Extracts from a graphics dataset
+===+

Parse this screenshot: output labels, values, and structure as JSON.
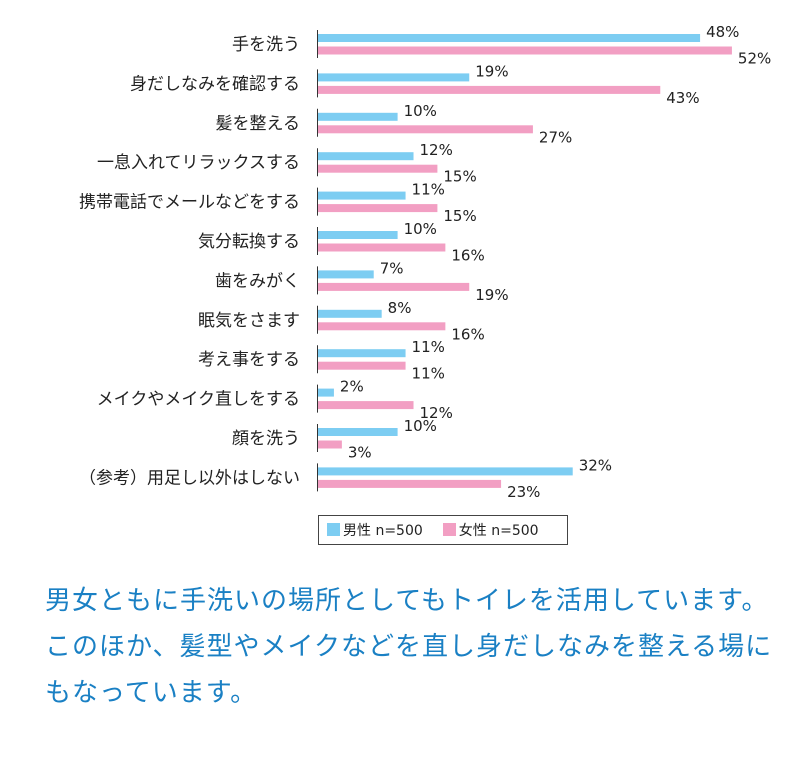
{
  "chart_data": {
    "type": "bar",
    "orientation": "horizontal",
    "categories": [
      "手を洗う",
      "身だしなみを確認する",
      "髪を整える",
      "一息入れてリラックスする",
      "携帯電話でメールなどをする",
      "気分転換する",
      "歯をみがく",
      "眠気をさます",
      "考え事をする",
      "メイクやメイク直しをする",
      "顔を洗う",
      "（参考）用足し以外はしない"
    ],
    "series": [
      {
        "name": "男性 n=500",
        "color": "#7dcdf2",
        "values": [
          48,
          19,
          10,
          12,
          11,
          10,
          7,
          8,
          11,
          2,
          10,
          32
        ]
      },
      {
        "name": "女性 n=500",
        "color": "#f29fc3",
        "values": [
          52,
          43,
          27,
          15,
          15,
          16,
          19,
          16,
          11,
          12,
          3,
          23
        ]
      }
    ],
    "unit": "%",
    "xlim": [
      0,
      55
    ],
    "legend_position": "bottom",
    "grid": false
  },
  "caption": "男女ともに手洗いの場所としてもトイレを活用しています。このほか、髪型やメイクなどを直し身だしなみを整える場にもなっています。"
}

+===+

## PROBLEM DETAILS
Every record above should be written out again without change, except that the pictures are left out.

## ANSWER TO THE TASK
Parse this screenshot: output labels, values, and structure as JSON.
{
  "chart_data": {
    "type": "bar",
    "orientation": "horizontal",
    "categories": [
      "手を洗う",
      "身だしなみを確認する",
      "髪を整える",
      "一息入れてリラックスする",
      "携帯電話でメールなどをする",
      "気分転換する",
      "歯をみがく",
      "眠気をさます",
      "考え事をする",
      "メイクやメイク直しをする",
      "顔を洗う",
      "（参考）用足し以外はしない"
    ],
    "series": [
      {
        "name": "男性 n=500",
        "color": "#7dcdf2",
        "values": [
          48,
          19,
          10,
          12,
          11,
          10,
          7,
          8,
          11,
          2,
          10,
          32
        ]
      },
      {
        "name": "女性 n=500",
        "color": "#f29fc3",
        "values": [
          52,
          43,
          27,
          15,
          15,
          16,
          19,
          16,
          11,
          12,
          3,
          23
        ]
      }
    ],
    "unit": "%",
    "xlim": [
      0,
      55
    ],
    "legend_position": "bottom",
    "grid": false
  },
  "caption": "男女ともに手洗いの場所としてもトイレを活用しています。このほか、髪型やメイクなどを直し身だしなみを整える場にもなっています。"
}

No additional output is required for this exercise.